**Directions for this task:**
Find the lines below that contain the word "document" and count them. Only the number should be given.

— Start —

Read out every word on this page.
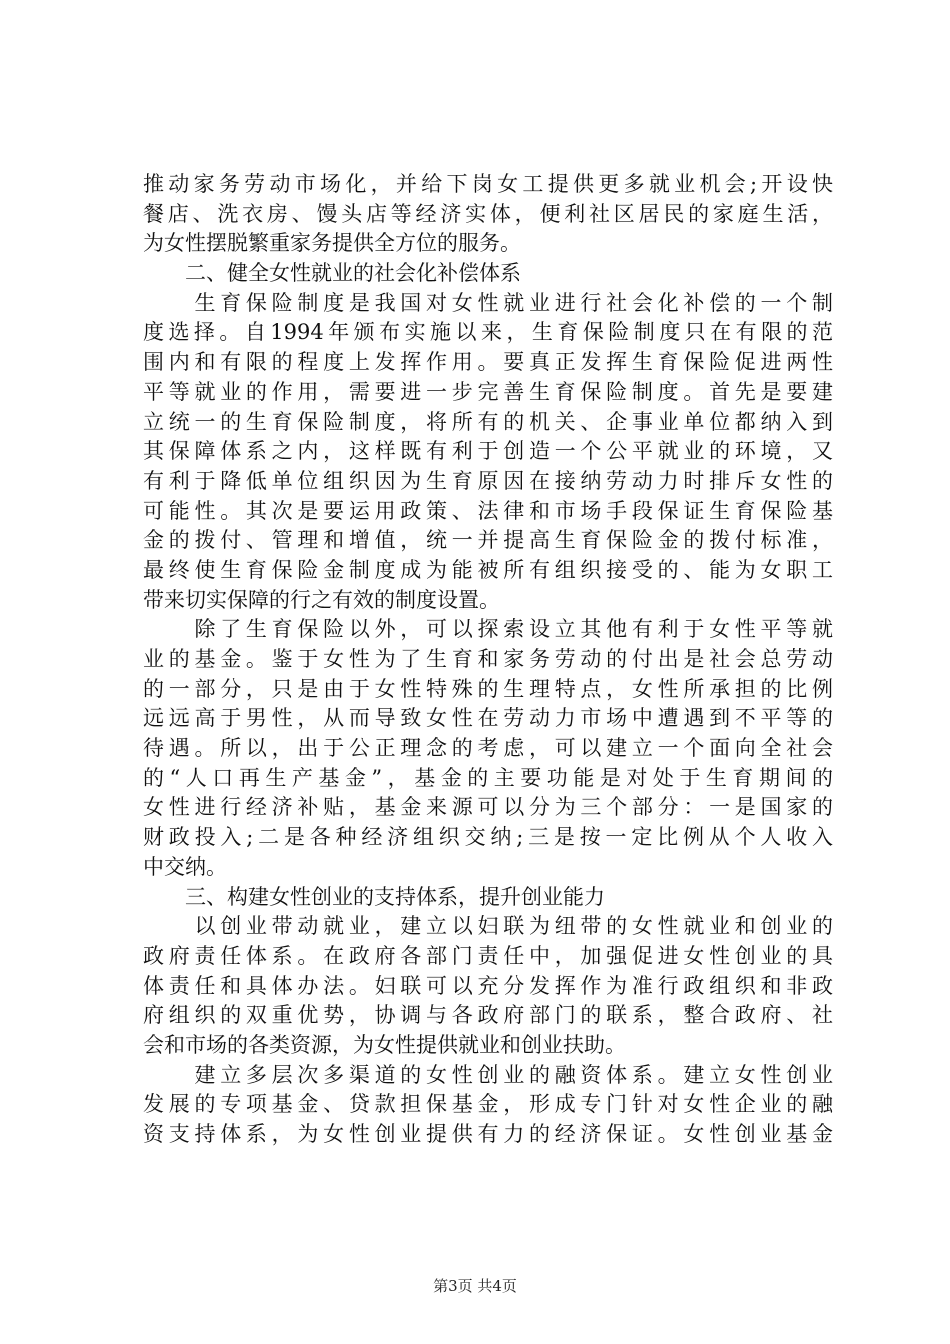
推动家务劳动市场化，并给下岗女工提供更多就业机会;开设快
餐店、洗衣房、馒头店等经济实体，便利社区居民的家庭生活，
为女性摆脱繁重家务提供全方位的服务。
　　二、健全女性就业的社会化补偿体系
　　生育保险制度是我国对女性就业进行社会化补偿的一个制
度选择。自1994年颁布实施以来，生育保险制度只在有限的范
围内和有限的程度上发挥作用。要真正发挥生育保险促进两性
平等就业的作用，需要进一步完善生育保险制度。首先是要建
立统一的生育保险制度，将所有的机关、企事业单位都纳入到
其保障体系之内，这样既有利于创造一个公平就业的环境，又
有利于降低单位组织因为生育原因在接纳劳动力时排斥女性的
可能性。其次是要运用政策、法律和市场手段保证生育保险基
金的拨付、管理和增值，统一并提高生育保险金的拨付标准，
最终使生育保险金制度成为能被所有组织接受的、能为女职工
带来切实保障的行之有效的制度设置。
　　除了生育保险以外，可以探索设立其他有利于女性平等就
业的基金。鉴于女性为了生育和家务劳动的付出是社会总劳动
的一部分，只是由于女性特殊的生理特点，女性所承担的比例
远远高于男性，从而导致女性在劳动力市场中遭遇到不平等的
待遇。所以，出于公正理念的考虑，可以建立一个面向全社会
的“人口再生产基金”，基金的主要功能是对处于生育期间的
女性进行经济补贴，基金来源可以分为三个部分：一是国家的
财政投入;二是各种经济组织交纳;三是按一定比例从个人收入
中交纳。
　　三、构建女性创业的支持体系，提升创业能力
　　以创业带动就业，建立以妇联为纽带的女性就业和创业的
政府责任体系。在政府各部门责任中，加强促进女性创业的具
体责任和具体办法。妇联可以充分发挥作为准行政组织和非政
府组织的双重优势，协调与各政府部门的联系，整合政府、社
会和市场的各类资源，为女性提供就业和创业扶助。
　　建立多层次多渠道的女性创业的融资体系。建立女性创业
发展的专项基金、贷款担保基金，形成专门针对女性企业的融
资支持体系，为女性创业提供有力的经济保证。女性创业基金
第3页 共4页
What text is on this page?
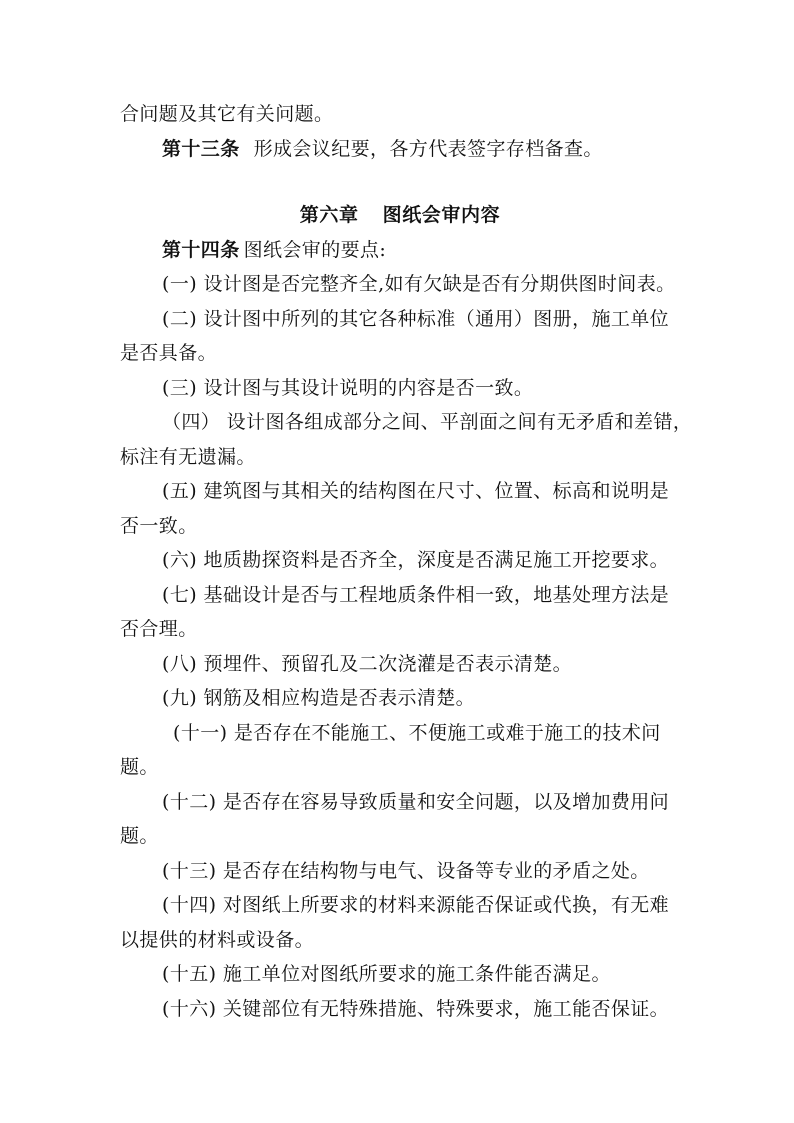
合问题及其它有关问题。
第十三条 形成会议纪要，各方代表签字存档备查。
第六章 图纸会审内容
第十四条 图纸会审的要点:
(一) 设计图是否完整齐全,如有欠缺是否有分期供图时间表。
(二) 设计图中所列的其它各种标准（通用）图册，施工单位
是否具备。
(三) 设计图与其设计说明的内容是否一致。
（四） 设计图各组成部分之间、平剖面之间有无矛盾和差错，
标注有无遗漏。
(五) 建筑图与其相关的结构图在尺寸、位置、标高和说明是
否一致。
(六) 地质勘探资料是否齐全，深度是否满足施工开挖要求。
(七) 基础设计是否与工程地质条件相一致，地基处理方法是
否合理。
(八) 预埋件、预留孔及二次浇灌是否表示清楚。
(九) 钢筋及相应构造是否表示清楚。
(十一) 是否存在不能施工、不便施工或难于施工的技术问
题。
(十二) 是否存在容易导致质量和安全问题，以及增加费用问
题。
(十三) 是否存在结构物与电气、设备等专业的矛盾之处。
(十四) 对图纸上所要求的材料来源能否保证或代换，有无难
以提供的材料或设备。
(十五) 施工单位对图纸所要求的施工条件能否满足。
(十六) 关键部位有无特殊措施、特殊要求，施工能否保证。
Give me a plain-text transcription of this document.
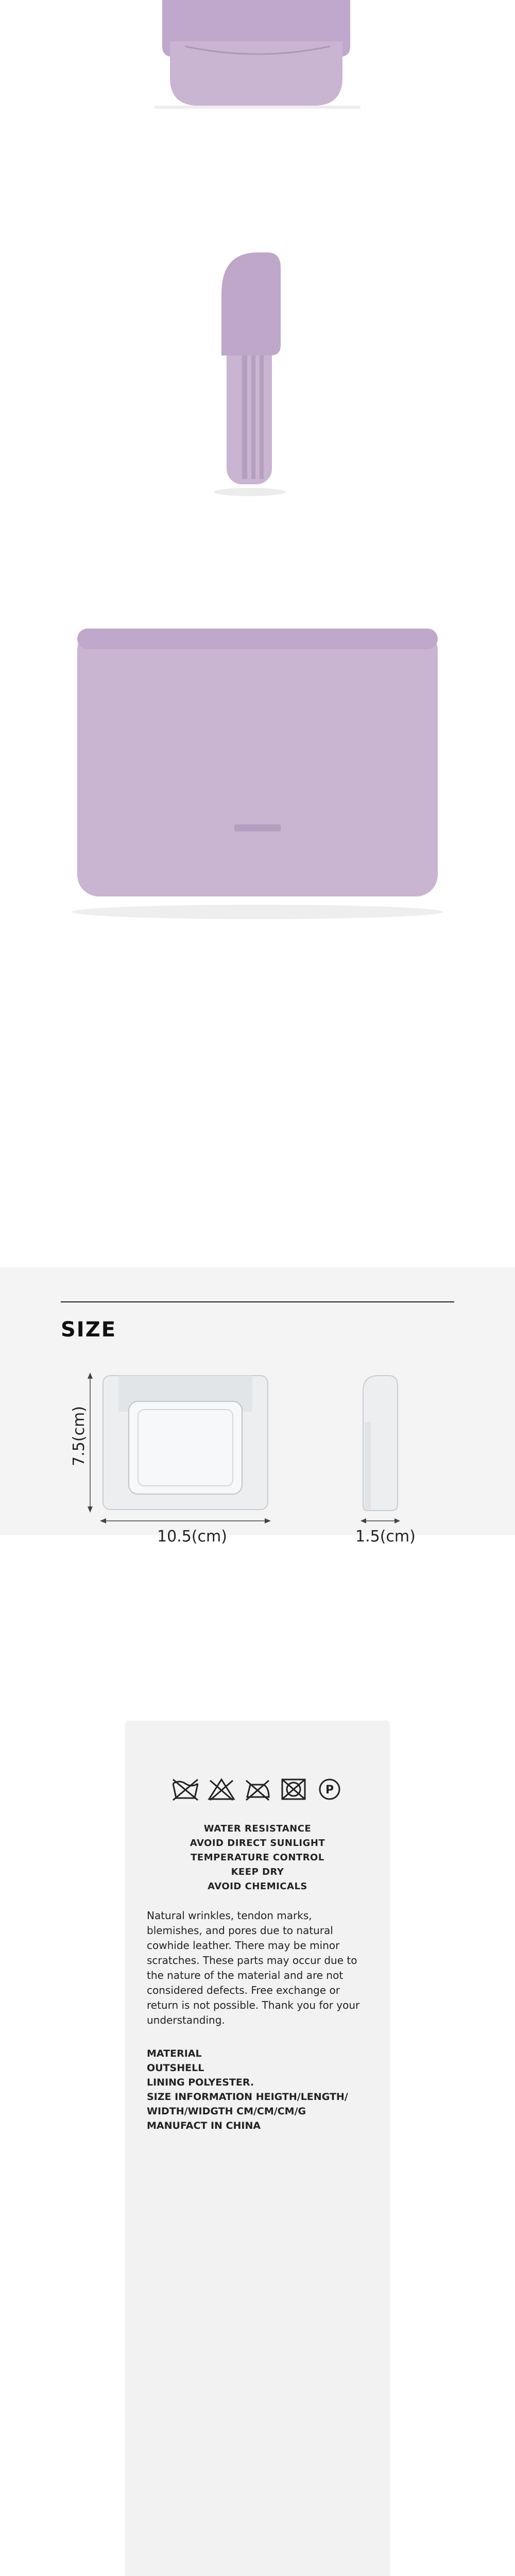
SIZE
7.5(cm)
10.5(cm)	1.5(cm)
P
WATER RESISTANCE
AVOID DIRECT SUNLIGHT
TEMPERATURE CONTROL
KEEP DRY
AVOID CHEMICALS
Natural wrinkles, tendon marks,
blemishes, and pores due to natural
cowhide leather. There may be minor
scratches. These parts may occur due to
the nature of the material and are not
considered defects. Free exchange or
return is not possible. Thank you for your
understanding.
MATERIAL
OUTSHELL
LINING POLYESTER.
SIZE INFORMATION HEIGTH/LENGTH/
WIDTH/WIDGTH CM/CM/CM/G
MANUFACT IN CHINA
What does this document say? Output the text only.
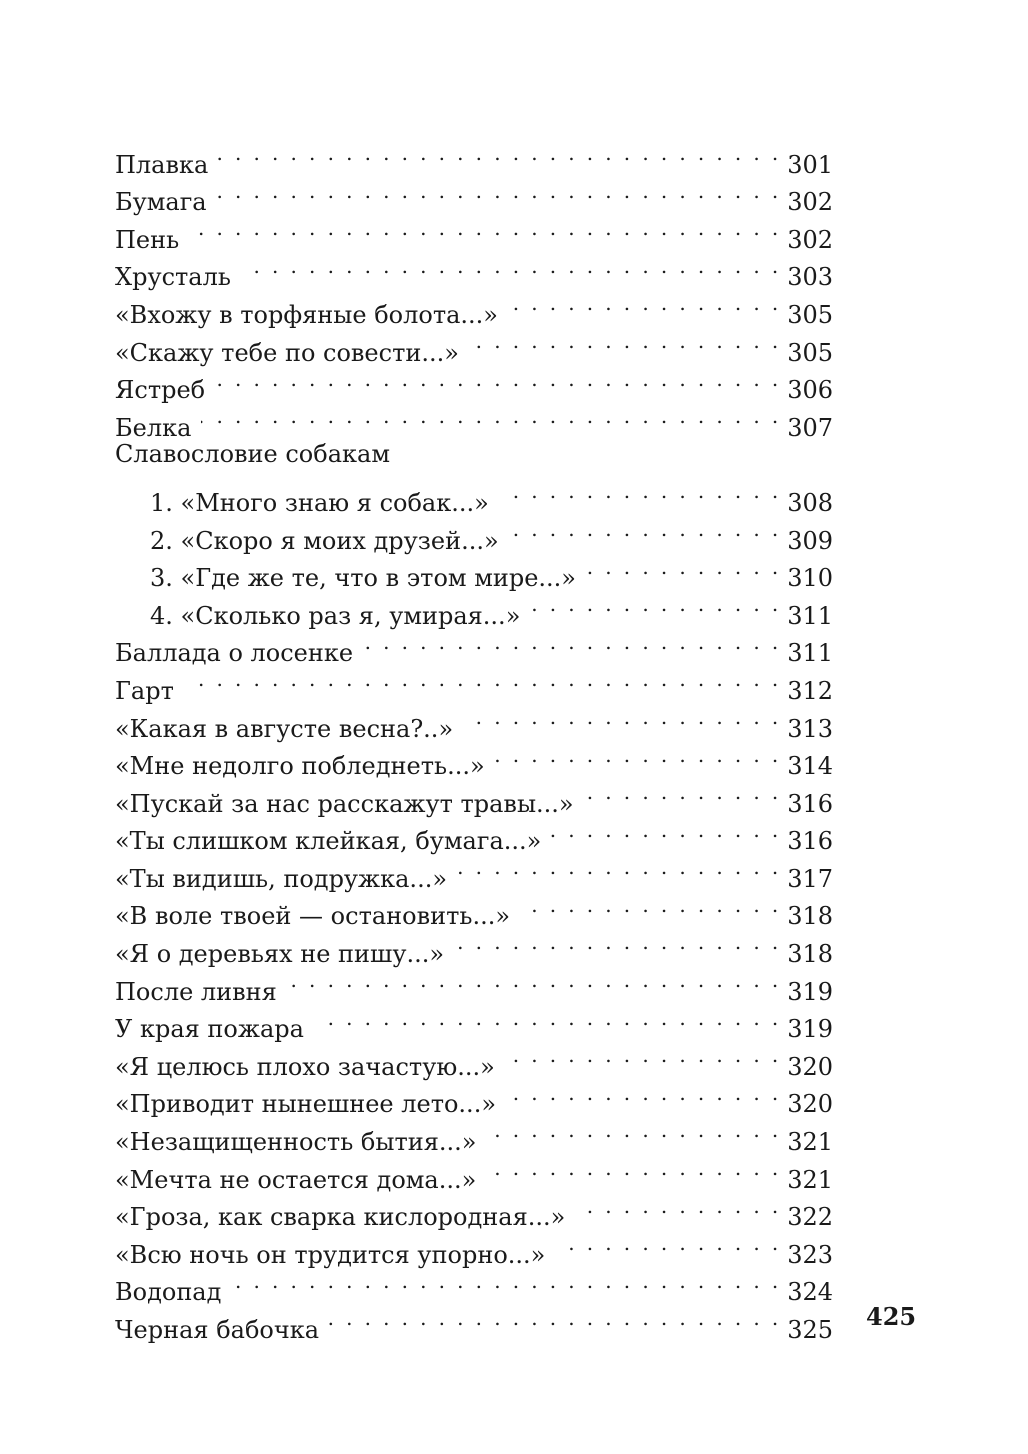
Плавка . . .	301
Бумага . . .	302
Пень . . .	302
Хрусталь . . .	303
«Вхожу в торфяные болота...» . . .	305
«Скажу тебе по совести...» . . .	305
Ястреб . . .	306
Белка . . .	307
Славословие собакам
1. «Много знаю я собак...» . . .	308
2. «Скоро я моих друзей...» . . .	309
3. «Где же те, что в этом мире...» . . .	310
4. «Сколько раз я, умирая...» . . .	311
Баллада о лосенке . . .	311
Гарт . . .	312
«Какая в августе весна?..» . . .	313
«Мне недолго побледнеть...» . . .	314
«Пускай за нас расскажут травы...» . . .	316
«Ты слишком клейкая, бумага...» . . .	316
«Ты видишь, подружка...» . . .	317
«В воле твоей — остановить...» . . .	318
«Я о деревьях не пишу...» . . .	318
После ливня . . .	319
У края пожара . . .	319
«Я целюсь плохо зачастую...» . . .	320
«Приводит нынешнее лето...» . . .	320
«Незащищенность бытия...» . . .	321
«Мечта не остается дома...» . . .	321
«Гроза, как сварка кислородная...» . . .	322
«Всю ночь он трудится упорно...» . . .	323
Водопад . . .	324
Черная бабочка . . .	325 425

— End —

**Output of the task:**
2